GIVEN INSTRUCTION: Set down every record once more, exactly as given.

········

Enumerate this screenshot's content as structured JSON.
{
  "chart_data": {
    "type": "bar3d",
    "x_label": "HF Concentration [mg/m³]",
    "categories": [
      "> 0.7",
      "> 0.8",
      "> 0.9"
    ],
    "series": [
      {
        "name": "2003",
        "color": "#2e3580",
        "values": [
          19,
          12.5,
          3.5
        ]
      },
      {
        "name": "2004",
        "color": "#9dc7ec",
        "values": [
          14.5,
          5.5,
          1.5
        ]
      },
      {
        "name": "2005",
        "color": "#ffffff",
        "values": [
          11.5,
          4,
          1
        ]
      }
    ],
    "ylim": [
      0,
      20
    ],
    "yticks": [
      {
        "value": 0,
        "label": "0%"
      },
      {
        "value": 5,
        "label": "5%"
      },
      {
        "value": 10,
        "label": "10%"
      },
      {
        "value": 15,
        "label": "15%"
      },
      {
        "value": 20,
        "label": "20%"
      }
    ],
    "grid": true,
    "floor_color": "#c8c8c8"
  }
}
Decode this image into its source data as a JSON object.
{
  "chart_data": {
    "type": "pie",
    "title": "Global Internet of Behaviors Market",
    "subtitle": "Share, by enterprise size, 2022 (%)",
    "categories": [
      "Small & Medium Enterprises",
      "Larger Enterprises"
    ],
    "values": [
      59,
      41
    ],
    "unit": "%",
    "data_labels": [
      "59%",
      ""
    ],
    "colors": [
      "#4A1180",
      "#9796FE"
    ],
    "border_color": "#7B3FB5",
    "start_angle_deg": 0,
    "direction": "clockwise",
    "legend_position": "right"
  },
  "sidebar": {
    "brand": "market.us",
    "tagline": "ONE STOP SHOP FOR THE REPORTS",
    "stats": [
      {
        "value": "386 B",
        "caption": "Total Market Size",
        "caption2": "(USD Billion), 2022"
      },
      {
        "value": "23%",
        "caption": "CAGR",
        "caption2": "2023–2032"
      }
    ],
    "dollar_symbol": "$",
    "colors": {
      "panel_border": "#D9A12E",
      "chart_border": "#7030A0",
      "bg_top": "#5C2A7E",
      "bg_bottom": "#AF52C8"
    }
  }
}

········

EXERCISE OUTPUT:
Enumerate this screenshot's content as structured JSON.
{
  "chart_data": {
    "type": "bar3d",
    "x_label": "HF Concentration [mg/m³]",
    "categories": [
      "> 0.7",
      "> 0.8",
      "> 0.9"
    ],
    "series": [
      {
        "name": "2003",
        "color": "#2e3580",
        "values": [
          19,
          12.5,
          3.5
        ]
      },
      {
        "name": "2004",
        "color": "#9dc7ec",
        "values": [
          14.5,
          5.5,
          1.5
        ]
      },
      {
        "name": "2005",
        "color": "#ffffff",
        "values": [
          11.5,
          4,
          1
        ]
      }
    ],
    "ylim": [
      0,
      20
    ],
    "yticks": [
      {
        "value": 0,
        "label": "0%"
      },
      {
        "value": 5,
        "label": "5%"
      },
      {
        "value": 10,
        "label": "10%"
      },
      {
        "value": 15,
        "label": "15%"
      },
      {
        "value": 20,
        "label": "20%"
      }
    ],
    "grid": true,
    "floor_color": "#c8c8c8"
  }
}
Decode this image into its source data as a JSON object.
{
  "chart_data": {
    "type": "pie",
    "title": "Global Internet of Behaviors Market",
    "subtitle": "Share, by enterprise size, 2022 (%)",
    "categories": [
      "Small & Medium Enterprises",
      "Larger Enterprises"
    ],
    "values": [
      59,
      41
    ],
    "unit": "%",
    "data_labels": [
      "59%",
      ""
    ],
    "colors": [
      "#4A1180",
      "#9796FE"
    ],
    "border_color": "#7B3FB5",
    "start_angle_deg": 0,
    "direction": "clockwise",
    "legend_position": "right"
  },
  "sidebar": {
    "brand": "market.us",
    "tagline": "ONE STOP SHOP FOR THE REPORTS",
    "stats": [
      {
        "value": "386 B",
        "caption": "Total Market Size",
        "caption2": "(USD Billion), 2022"
      },
      {
        "value": "23%",
        "caption": "CAGR",
        "caption2": "2023–2032"
      }
    ],
    "dollar_symbol": "$",
    "colors": {
      "panel_border": "#D9A12E",
      "chart_border": "#7030A0",
      "bg_top": "#5C2A7E",
      "bg_bottom": "#AF52C8"
    }
  }
}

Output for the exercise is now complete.